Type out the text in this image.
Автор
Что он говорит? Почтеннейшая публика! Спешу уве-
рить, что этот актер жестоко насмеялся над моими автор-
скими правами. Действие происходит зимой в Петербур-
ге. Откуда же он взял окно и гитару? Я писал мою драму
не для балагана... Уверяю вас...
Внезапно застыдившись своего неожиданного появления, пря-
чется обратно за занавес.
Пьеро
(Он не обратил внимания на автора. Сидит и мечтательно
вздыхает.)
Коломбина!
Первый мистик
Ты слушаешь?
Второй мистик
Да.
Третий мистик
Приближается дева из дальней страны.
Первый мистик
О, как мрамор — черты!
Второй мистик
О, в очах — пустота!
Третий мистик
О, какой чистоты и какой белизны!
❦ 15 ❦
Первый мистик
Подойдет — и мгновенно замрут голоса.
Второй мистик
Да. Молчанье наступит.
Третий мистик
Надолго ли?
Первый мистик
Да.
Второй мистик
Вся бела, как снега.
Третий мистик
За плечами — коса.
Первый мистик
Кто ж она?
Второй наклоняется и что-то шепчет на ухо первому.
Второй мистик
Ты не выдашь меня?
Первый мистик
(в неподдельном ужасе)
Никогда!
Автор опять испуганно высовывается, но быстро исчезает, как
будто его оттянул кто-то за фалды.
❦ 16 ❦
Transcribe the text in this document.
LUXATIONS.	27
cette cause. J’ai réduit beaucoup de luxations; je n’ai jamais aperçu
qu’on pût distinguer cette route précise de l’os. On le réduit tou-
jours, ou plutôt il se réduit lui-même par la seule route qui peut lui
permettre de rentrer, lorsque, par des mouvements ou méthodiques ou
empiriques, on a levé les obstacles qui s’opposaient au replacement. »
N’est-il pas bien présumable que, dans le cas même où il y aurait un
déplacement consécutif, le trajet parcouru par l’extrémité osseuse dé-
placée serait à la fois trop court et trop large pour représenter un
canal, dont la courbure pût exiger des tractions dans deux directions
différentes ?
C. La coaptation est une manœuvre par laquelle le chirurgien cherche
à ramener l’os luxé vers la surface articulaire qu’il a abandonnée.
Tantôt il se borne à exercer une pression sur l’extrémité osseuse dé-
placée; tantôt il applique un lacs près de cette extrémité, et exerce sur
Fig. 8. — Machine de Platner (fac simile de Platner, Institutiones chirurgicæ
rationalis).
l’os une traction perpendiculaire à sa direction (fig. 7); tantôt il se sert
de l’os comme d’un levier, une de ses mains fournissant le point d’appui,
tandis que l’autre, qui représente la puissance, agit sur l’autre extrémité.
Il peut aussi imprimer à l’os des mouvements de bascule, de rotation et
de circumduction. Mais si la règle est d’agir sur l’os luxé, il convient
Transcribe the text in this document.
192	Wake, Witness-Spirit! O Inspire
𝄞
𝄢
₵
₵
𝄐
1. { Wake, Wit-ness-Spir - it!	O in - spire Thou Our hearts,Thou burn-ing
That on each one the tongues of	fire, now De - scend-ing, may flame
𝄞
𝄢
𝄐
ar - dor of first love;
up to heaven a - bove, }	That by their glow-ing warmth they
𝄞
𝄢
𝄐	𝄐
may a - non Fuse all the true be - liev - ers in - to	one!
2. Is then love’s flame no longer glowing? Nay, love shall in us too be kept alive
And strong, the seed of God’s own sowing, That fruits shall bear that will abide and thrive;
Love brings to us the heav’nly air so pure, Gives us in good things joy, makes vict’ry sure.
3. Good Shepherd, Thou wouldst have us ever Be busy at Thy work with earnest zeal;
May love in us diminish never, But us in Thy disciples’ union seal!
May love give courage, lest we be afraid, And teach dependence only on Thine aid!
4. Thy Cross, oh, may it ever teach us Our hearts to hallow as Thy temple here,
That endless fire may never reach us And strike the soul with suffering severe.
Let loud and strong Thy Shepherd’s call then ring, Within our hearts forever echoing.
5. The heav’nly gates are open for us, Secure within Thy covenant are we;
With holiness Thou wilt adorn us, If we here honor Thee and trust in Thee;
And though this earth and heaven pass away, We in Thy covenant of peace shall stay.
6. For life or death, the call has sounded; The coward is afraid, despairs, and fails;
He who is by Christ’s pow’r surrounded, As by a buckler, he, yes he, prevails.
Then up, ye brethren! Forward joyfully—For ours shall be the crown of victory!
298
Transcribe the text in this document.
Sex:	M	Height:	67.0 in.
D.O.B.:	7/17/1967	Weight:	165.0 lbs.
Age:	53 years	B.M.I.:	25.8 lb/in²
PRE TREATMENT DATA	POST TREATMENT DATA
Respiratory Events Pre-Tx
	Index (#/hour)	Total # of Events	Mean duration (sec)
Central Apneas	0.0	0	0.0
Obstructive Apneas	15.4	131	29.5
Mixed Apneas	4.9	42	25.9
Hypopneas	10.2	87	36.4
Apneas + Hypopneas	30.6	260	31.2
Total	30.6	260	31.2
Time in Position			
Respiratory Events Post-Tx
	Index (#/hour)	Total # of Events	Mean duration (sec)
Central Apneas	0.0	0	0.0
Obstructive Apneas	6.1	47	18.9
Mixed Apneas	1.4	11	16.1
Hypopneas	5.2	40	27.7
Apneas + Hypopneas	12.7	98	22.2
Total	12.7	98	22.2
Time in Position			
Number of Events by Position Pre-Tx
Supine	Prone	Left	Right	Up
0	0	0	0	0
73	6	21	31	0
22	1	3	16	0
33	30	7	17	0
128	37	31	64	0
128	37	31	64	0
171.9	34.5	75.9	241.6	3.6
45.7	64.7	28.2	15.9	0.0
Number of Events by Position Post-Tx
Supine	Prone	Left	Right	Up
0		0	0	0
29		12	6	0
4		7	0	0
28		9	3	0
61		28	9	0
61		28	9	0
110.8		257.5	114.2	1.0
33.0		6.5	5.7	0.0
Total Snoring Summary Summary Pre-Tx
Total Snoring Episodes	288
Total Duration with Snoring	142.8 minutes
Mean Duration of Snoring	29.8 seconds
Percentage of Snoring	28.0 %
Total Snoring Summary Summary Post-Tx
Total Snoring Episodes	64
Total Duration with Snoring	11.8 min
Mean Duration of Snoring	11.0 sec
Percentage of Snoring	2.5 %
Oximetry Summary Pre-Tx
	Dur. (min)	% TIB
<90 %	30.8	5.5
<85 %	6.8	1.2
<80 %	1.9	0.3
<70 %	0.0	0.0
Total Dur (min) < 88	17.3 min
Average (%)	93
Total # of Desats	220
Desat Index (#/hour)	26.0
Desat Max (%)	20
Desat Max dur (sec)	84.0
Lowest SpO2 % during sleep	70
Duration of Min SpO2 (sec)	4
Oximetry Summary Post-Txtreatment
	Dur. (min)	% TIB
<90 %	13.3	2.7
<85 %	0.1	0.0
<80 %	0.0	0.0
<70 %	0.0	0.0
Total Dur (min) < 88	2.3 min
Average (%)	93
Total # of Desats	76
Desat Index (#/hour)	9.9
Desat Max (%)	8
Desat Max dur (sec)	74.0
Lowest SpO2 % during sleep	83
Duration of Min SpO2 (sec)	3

·····

### YOUR GOAL
Find each line that has the word "Apneas", then copy it out.

### EXPECTED ANSWER
Central Apneas	0.0	0	0.0
Obstructive Apneas	15.4	131	29.5
Mixed Apneas	4.9	42	25.9
Apneas + Hypopneas	30.6	260	31.2
Central Apneas	0.0	0	0.0
Obstructive Apneas	6.1	47	18.9
Mixed Apneas	1.4	11	16.1
Apneas + Hypopneas	12.7	98	22.2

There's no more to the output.